(TASK DIRECTIONS): Without including any images, repeat the data exactly.

(RECORDS FOR THE EXERCISE):
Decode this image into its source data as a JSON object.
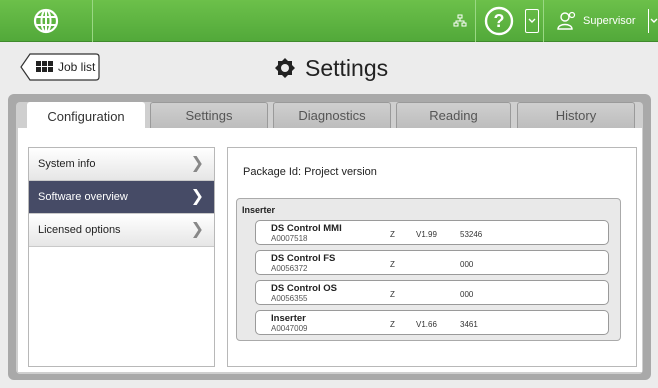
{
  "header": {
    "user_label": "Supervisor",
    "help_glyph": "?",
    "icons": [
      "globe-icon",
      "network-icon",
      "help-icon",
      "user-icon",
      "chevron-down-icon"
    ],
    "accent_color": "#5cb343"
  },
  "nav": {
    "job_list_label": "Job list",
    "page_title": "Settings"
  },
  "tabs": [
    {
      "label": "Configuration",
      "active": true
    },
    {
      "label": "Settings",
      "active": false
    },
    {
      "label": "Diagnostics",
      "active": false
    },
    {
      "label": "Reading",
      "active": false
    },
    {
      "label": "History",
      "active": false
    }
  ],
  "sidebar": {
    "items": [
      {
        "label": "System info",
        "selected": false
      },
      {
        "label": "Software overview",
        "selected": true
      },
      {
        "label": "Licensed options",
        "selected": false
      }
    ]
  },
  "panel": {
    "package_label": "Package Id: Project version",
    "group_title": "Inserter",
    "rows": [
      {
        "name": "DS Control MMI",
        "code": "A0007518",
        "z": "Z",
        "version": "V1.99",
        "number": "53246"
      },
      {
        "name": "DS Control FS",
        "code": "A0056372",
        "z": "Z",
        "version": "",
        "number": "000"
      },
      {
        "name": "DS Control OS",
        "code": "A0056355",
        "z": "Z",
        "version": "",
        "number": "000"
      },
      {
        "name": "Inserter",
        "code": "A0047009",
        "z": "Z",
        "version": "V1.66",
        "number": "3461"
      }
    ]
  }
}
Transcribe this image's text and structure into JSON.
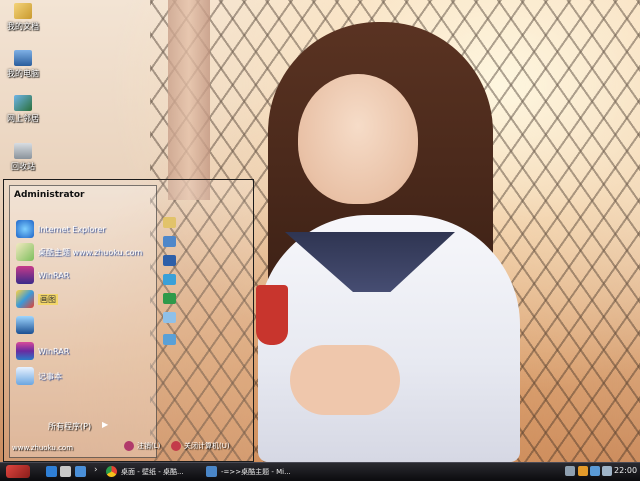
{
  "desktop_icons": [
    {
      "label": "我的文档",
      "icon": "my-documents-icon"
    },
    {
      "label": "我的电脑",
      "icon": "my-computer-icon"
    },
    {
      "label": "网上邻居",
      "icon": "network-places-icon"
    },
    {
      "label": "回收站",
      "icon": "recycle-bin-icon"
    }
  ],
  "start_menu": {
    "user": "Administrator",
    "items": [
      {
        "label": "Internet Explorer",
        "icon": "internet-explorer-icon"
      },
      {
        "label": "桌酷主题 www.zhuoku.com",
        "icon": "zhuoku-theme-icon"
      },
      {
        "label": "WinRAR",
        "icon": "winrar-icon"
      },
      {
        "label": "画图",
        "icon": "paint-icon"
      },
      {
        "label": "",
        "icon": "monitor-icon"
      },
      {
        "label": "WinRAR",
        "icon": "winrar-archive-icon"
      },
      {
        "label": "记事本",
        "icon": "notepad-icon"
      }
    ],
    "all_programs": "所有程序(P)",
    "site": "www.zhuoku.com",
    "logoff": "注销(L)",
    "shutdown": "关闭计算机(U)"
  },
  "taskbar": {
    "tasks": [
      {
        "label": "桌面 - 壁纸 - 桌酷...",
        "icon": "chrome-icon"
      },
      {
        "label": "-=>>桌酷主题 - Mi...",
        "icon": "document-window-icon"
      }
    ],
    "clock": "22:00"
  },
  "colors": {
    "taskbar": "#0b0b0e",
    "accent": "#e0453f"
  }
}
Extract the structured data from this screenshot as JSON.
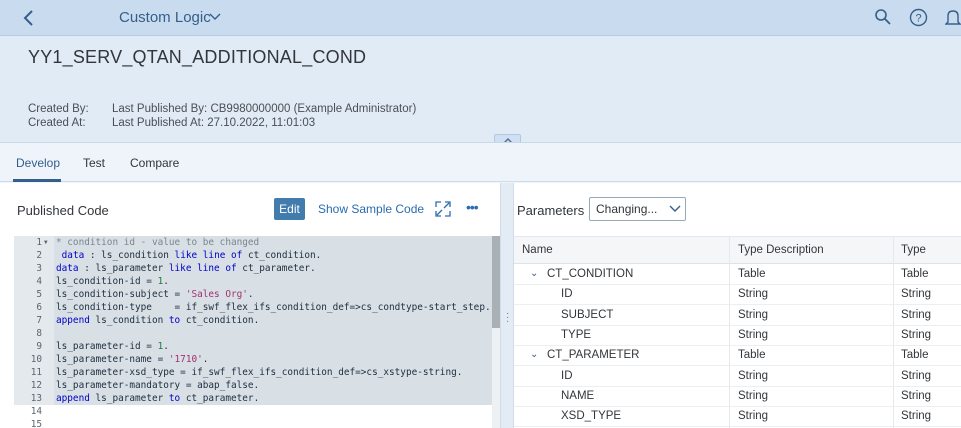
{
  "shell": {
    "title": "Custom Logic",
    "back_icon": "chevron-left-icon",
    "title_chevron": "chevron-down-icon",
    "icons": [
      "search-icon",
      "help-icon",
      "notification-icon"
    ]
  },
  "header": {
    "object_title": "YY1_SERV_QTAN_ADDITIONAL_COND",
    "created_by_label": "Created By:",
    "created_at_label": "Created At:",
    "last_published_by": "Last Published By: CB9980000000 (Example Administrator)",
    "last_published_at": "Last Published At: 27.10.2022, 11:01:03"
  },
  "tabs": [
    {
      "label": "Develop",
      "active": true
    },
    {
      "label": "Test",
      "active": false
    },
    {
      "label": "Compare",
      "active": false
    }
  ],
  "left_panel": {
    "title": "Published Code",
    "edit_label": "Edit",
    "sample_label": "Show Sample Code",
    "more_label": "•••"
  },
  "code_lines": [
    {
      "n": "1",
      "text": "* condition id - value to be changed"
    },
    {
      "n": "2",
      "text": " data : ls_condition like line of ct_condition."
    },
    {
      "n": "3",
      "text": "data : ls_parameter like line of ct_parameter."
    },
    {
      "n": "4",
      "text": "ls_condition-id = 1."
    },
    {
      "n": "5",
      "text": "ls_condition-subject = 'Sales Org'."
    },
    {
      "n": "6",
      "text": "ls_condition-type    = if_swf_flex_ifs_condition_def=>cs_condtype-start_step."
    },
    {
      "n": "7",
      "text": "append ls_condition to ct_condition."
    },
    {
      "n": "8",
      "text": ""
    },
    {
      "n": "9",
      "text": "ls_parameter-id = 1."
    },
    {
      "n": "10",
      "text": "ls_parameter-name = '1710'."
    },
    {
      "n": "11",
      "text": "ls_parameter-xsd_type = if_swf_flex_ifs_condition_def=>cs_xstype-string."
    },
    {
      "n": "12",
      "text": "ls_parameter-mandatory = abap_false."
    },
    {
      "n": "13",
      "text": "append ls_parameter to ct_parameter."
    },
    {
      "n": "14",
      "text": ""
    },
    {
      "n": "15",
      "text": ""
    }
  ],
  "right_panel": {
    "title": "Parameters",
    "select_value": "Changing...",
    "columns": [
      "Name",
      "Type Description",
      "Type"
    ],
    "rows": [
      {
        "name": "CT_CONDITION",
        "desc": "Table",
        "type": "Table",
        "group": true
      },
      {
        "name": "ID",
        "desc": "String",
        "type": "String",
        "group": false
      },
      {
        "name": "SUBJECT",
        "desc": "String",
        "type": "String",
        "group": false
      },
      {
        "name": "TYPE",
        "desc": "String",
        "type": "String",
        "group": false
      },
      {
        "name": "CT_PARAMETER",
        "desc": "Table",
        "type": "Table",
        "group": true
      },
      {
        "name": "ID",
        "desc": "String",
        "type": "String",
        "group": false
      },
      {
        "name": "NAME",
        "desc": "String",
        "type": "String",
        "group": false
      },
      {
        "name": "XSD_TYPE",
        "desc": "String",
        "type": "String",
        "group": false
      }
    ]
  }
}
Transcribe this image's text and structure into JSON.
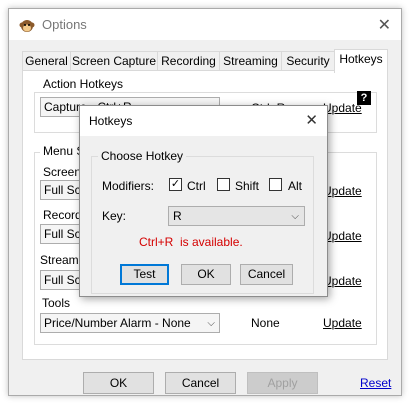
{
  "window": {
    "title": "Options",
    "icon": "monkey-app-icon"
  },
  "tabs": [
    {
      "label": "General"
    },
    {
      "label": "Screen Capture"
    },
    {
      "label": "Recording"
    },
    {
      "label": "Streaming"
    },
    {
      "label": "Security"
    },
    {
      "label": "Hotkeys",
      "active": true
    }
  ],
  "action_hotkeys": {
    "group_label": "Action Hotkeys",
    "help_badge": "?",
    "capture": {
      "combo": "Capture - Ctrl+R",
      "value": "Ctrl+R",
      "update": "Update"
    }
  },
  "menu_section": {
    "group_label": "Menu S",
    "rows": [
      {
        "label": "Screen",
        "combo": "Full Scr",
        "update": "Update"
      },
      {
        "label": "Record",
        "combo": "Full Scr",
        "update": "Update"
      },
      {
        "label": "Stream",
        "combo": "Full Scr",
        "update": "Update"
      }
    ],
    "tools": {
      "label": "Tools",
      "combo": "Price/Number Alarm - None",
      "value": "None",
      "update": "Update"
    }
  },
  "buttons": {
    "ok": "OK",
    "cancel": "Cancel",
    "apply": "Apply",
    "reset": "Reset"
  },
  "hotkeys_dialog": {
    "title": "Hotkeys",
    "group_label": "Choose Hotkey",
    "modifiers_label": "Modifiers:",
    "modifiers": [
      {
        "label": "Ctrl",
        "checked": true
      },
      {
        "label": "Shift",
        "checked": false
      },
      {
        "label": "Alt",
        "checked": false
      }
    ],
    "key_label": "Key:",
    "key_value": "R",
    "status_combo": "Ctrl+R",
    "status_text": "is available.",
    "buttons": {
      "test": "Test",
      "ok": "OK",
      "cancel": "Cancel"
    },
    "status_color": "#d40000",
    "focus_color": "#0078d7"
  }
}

(ANSWER FOR THE TASK):
Decode this image into its source data as a JSON object.
{
  "header": {
    "user_label": "Supervisor",
    "help_glyph": "?",
    "icons": [
      "globe-icon",
      "network-icon",
      "help-icon",
      "user-icon",
      "chevron-down-icon"
    ],
    "accent_color": "#5cb343"
  },
  "nav": {
    "job_list_label": "Job list",
    "page_title": "Settings"
  },
  "tabs": [
    {
      "label": "Configuration",
      "active": true
    },
    {
      "label": "Settings",
      "active": false
    },
    {
      "label": "Diagnostics",
      "active": false
    },
    {
      "label": "Reading",
      "active": false
    },
    {
      "label": "History",
      "active": false
    }
  ],
  "sidebar": {
    "items": [
      {
        "label": "System info",
        "selected": false
      },
      {
        "label": "Software overview",
        "selected": true
      },
      {
        "label": "Licensed options",
        "selected": false
      }
    ]
  },
  "panel": {
    "package_label": "Package Id: Project version",
    "group_title": "Inserter",
    "rows": [
      {
        "name": "DS Control MMI",
        "code": "A0007518",
        "z": "Z",
        "version": "V1.99",
        "number": "53246"
      },
      {
        "name": "DS Control FS",
        "code": "A0056372",
        "z": "Z",
        "version": "",
        "number": "000"
      },
      {
        "name": "DS Control OS",
        "code": "A0056355",
        "z": "Z",
        "version": "",
        "number": "000"
      },
      {
        "name": "Inserter",
        "code": "A0047009",
        "z": "Z",
        "version": "V1.66",
        "number": "3461"
      }
    ]
  }
}
Transcribe this image's text and structure into JSON.
{
  "desktop_icons": [
    {
      "label": "我的文档",
      "icon": "my-documents-icon"
    },
    {
      "label": "我的电脑",
      "icon": "my-computer-icon"
    },
    {
      "label": "网上邻居",
      "icon": "network-places-icon"
    },
    {
      "label": "回收站",
      "icon": "recycle-bin-icon"
    }
  ],
  "start_menu": {
    "user": "Administrator",
    "items": [
      {
        "label": "Internet Explorer",
        "icon": "internet-explorer-icon"
      },
      {
        "label": "桌酷主题 www.zhuoku.com",
        "icon": "zhuoku-theme-icon"
      },
      {
        "label": "WinRAR",
        "icon": "winrar-icon"
      },
      {
        "label": "画图",
        "icon": "paint-icon"
      },
      {
        "label": "",
        "icon": "monitor-icon"
      },
      {
        "label": "WinRAR",
        "icon": "winrar-archive-icon"
      },
      {
        "label": "记事本",
        "icon": "notepad-icon"
      }
    ],
    "all_programs": "所有程序(P)",
    "site": "www.zhuoku.com",
    "logoff": "注销(L)",
    "shutdown": "关闭计算机(U)"
  },
  "taskbar": {
    "tasks": [
      {
        "label": "桌面 - 壁纸 - 桌酷...",
        "icon": "chrome-icon"
      },
      {
        "label": "-=>>桌酷主题 - Mi...",
        "icon": "document-window-icon"
      }
    ],
    "clock": "22:00"
  },
  "colors": {
    "taskbar": "#0b0b0e",
    "accent": "#e0453f"
  }
}
Extract the structured data from this screenshot as JSON.
{
  "shell": {
    "title": "Custom Logic",
    "back_icon": "chevron-left-icon",
    "title_chevron": "chevron-down-icon",
    "icons": [
      "search-icon",
      "help-icon",
      "notification-icon"
    ]
  },
  "header": {
    "object_title": "YY1_SERV_QTAN_ADDITIONAL_COND",
    "created_by_label": "Created By:",
    "created_at_label": "Created At:",
    "last_published_by": "Last Published By: CB9980000000 (Example Administrator)",
    "last_published_at": "Last Published At: 27.10.2022, 11:01:03"
  },
  "tabs": [
    {
      "label": "Develop",
      "active": true
    },
    {
      "label": "Test",
      "active": false
    },
    {
      "label": "Compare",
      "active": false
    }
  ],
  "left_panel": {
    "title": "Published Code",
    "edit_label": "Edit",
    "sample_label": "Show Sample Code",
    "more_label": "•••"
  },
  "code_lines": [
    {
      "n": "1",
      "text": "* condition id - value to be changed"
    },
    {
      "n": "2",
      "text": " data : ls_condition like line of ct_condition."
    },
    {
      "n": "3",
      "text": "data : ls_parameter like line of ct_parameter."
    },
    {
      "n": "4",
      "text": "ls_condition-id = 1."
    },
    {
      "n": "5",
      "text": "ls_condition-subject = 'Sales Org'."
    },
    {
      "n": "6",
      "text": "ls_condition-type    = if_swf_flex_ifs_condition_def=>cs_condtype-start_step."
    },
    {
      "n": "7",
      "text": "append ls_condition to ct_condition."
    },
    {
      "n": "8",
      "text": ""
    },
    {
      "n": "9",
      "text": "ls_parameter-id = 1."
    },
    {
      "n": "10",
      "text": "ls_parameter-name = '1710'."
    },
    {
      "n": "11",
      "text": "ls_parameter-xsd_type = if_swf_flex_ifs_condition_def=>cs_xstype-string."
    },
    {
      "n": "12",
      "text": "ls_parameter-mandatory = abap_false."
    },
    {
      "n": "13",
      "text": "append ls_parameter to ct_parameter."
    },
    {
      "n": "14",
      "text": ""
    },
    {
      "n": "15",
      "text": ""
    }
  ],
  "right_panel": {
    "title": "Parameters",
    "select_value": "Changing...",
    "columns": [
      "Name",
      "Type Description",
      "Type"
    ],
    "rows": [
      {
        "name": "CT_CONDITION",
        "desc": "Table",
        "type": "Table",
        "group": true
      },
      {
        "name": "ID",
        "desc": "String",
        "type": "String",
        "group": false
      },
      {
        "name": "SUBJECT",
        "desc": "String",
        "type": "String",
        "group": false
      },
      {
        "name": "TYPE",
        "desc": "String",
        "type": "String",
        "group": false
      },
      {
        "name": "CT_PARAMETER",
        "desc": "Table",
        "type": "Table",
        "group": true
      },
      {
        "name": "ID",
        "desc": "String",
        "type": "String",
        "group": false
      },
      {
        "name": "NAME",
        "desc": "String",
        "type": "String",
        "group": false
      },
      {
        "name": "XSD_TYPE",
        "desc": "String",
        "type": "String",
        "group": false
      }
    ]
  }
}
Transcribe this image's text and structure into JSON.
{
  "window": {
    "title": "Options",
    "icon": "monkey-app-icon"
  },
  "tabs": [
    {
      "label": "General"
    },
    {
      "label": "Screen Capture"
    },
    {
      "label": "Recording"
    },
    {
      "label": "Streaming"
    },
    {
      "label": "Security"
    },
    {
      "label": "Hotkeys",
      "active": true
    }
  ],
  "action_hotkeys": {
    "group_label": "Action Hotkeys",
    "help_badge": "?",
    "capture": {
      "combo": "Capture - Ctrl+R",
      "value": "Ctrl+R",
      "update": "Update"
    }
  },
  "menu_section": {
    "group_label": "Menu S",
    "rows": [
      {
        "label": "Screen",
        "combo": "Full Scr",
        "update": "Update"
      },
      {
        "label": "Record",
        "combo": "Full Scr",
        "update": "Update"
      },
      {
        "label": "Stream",
        "combo": "Full Scr",
        "update": "Update"
      }
    ],
    "tools": {
      "label": "Tools",
      "combo": "Price/Number Alarm - None",
      "value": "None",
      "update": "Update"
    }
  },
  "buttons": {
    "ok": "OK",
    "cancel": "Cancel",
    "apply": "Apply",
    "reset": "Reset"
  },
  "hotkeys_dialog": {
    "title": "Hotkeys",
    "group_label": "Choose Hotkey",
    "modifiers_label": "Modifiers:",
    "modifiers": [
      {
        "label": "Ctrl",
        "checked": true
      },
      {
        "label": "Shift",
        "checked": false
      },
      {
        "label": "Alt",
        "checked": false
      }
    ],
    "key_label": "Key:",
    "key_value": "R",
    "status_combo": "Ctrl+R",
    "status_text": "is available.",
    "buttons": {
      "test": "Test",
      "ok": "OK",
      "cancel": "Cancel"
    },
    "status_color": "#d40000",
    "focus_color": "#0078d7"
  }
}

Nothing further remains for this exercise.